**Records to process**
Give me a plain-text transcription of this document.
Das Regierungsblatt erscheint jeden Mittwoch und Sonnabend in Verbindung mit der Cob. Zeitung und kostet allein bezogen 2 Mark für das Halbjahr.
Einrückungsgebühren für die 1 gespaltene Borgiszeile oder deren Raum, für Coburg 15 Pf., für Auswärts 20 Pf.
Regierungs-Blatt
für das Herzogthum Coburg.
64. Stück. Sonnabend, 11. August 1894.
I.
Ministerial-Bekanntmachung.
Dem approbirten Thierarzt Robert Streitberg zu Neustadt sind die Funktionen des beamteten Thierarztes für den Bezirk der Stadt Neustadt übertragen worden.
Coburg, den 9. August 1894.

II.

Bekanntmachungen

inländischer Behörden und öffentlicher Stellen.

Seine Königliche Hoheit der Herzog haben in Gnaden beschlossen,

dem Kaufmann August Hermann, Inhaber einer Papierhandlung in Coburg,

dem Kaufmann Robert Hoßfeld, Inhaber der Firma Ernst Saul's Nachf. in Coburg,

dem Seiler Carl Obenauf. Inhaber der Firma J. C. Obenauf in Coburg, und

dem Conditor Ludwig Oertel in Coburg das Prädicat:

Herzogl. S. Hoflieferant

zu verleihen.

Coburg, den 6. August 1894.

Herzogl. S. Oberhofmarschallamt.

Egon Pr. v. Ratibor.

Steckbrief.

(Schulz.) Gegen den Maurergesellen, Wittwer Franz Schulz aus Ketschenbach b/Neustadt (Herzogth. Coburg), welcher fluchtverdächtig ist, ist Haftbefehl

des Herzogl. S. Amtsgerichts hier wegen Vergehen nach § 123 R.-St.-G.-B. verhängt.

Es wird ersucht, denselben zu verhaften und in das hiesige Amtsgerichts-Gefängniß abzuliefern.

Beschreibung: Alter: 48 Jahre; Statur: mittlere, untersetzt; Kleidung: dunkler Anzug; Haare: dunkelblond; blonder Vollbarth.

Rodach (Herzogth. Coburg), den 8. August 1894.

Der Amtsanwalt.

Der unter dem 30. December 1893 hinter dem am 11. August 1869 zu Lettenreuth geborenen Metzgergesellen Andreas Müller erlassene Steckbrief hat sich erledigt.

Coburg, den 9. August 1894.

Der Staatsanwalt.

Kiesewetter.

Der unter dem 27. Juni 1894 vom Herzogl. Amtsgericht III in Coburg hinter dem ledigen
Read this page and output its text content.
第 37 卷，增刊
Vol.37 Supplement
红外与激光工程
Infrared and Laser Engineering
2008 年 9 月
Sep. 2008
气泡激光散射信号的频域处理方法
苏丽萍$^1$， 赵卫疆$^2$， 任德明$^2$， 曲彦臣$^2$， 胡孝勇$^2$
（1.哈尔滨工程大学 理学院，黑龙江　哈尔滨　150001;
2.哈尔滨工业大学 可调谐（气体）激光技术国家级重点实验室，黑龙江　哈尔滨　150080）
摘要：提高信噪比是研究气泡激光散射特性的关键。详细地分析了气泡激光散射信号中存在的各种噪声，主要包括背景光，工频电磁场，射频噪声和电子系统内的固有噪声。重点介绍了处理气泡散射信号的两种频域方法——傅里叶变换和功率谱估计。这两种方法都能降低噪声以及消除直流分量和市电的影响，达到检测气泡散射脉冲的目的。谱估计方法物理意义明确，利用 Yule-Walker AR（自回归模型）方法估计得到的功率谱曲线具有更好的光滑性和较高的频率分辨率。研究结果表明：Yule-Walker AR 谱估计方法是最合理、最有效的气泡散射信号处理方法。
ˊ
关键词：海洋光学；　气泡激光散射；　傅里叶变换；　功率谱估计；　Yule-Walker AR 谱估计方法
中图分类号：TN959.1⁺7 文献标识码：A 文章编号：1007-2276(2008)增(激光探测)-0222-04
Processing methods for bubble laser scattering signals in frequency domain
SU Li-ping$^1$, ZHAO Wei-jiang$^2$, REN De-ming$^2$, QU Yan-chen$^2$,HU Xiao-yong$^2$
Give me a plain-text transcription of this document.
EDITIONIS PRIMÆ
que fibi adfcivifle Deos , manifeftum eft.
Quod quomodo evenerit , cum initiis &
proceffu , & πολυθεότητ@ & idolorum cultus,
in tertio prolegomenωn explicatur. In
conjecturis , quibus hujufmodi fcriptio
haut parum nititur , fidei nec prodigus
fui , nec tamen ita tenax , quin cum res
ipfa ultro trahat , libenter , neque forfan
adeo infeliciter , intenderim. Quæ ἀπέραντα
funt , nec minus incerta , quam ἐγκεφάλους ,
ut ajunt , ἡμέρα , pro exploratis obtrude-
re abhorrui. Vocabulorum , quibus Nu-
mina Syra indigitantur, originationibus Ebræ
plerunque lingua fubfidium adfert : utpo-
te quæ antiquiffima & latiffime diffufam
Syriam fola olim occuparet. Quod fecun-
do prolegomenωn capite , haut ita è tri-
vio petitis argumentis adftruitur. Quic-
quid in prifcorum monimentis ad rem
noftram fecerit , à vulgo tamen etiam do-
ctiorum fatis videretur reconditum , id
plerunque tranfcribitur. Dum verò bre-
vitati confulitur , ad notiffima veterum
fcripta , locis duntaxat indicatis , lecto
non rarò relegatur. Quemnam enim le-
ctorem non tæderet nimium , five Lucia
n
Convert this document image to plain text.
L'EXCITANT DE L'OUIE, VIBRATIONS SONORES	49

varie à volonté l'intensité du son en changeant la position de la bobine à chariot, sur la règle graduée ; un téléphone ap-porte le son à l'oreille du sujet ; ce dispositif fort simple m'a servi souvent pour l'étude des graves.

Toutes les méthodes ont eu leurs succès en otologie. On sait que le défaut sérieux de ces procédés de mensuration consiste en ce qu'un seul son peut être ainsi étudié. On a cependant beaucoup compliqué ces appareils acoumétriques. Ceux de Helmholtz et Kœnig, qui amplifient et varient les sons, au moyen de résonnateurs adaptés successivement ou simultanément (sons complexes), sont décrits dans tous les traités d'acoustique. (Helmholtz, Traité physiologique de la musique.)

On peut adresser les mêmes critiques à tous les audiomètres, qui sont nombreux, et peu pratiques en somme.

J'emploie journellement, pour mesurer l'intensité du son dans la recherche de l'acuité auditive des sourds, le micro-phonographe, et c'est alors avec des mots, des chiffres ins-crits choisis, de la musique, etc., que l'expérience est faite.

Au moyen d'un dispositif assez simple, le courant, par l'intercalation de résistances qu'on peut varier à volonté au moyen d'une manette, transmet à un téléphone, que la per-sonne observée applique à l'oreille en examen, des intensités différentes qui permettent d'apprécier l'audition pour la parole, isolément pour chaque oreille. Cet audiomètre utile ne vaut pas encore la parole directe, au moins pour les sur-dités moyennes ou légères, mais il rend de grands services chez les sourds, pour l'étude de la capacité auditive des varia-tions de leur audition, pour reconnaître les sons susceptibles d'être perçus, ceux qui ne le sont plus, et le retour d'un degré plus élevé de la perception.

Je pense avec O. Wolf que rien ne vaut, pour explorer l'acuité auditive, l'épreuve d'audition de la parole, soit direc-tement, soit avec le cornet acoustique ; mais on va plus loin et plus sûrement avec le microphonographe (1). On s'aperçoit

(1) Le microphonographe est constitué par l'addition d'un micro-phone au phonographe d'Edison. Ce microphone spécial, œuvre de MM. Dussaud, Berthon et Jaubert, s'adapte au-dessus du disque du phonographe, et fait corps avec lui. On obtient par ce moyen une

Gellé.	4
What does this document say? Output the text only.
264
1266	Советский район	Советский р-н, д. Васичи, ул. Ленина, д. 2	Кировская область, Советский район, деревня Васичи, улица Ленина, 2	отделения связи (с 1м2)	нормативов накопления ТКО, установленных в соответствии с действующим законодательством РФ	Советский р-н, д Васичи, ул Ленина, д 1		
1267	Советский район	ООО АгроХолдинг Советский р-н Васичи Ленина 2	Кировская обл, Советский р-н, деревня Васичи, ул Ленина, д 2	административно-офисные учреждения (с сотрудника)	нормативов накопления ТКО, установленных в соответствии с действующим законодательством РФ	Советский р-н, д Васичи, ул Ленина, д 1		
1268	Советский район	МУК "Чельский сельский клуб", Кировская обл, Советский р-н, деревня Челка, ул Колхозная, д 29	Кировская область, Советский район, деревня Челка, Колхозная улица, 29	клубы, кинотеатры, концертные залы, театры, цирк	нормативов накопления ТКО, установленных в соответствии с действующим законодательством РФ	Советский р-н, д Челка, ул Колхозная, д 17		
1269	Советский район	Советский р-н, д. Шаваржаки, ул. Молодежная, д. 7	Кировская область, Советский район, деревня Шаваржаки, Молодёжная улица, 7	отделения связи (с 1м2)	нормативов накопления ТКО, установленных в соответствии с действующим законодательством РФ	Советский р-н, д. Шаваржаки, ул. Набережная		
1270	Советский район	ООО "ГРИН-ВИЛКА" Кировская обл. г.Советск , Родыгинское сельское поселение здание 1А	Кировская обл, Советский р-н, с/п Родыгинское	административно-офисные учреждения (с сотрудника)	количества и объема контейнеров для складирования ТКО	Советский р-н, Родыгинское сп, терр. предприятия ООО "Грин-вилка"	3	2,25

**What you need to do**
In the listing, find each line with the string "prolegomenωn" and copy it.

**The solution**
in tertio prolegomenωn explicatur. In
do prolegomenωn capite , haut ita è tri-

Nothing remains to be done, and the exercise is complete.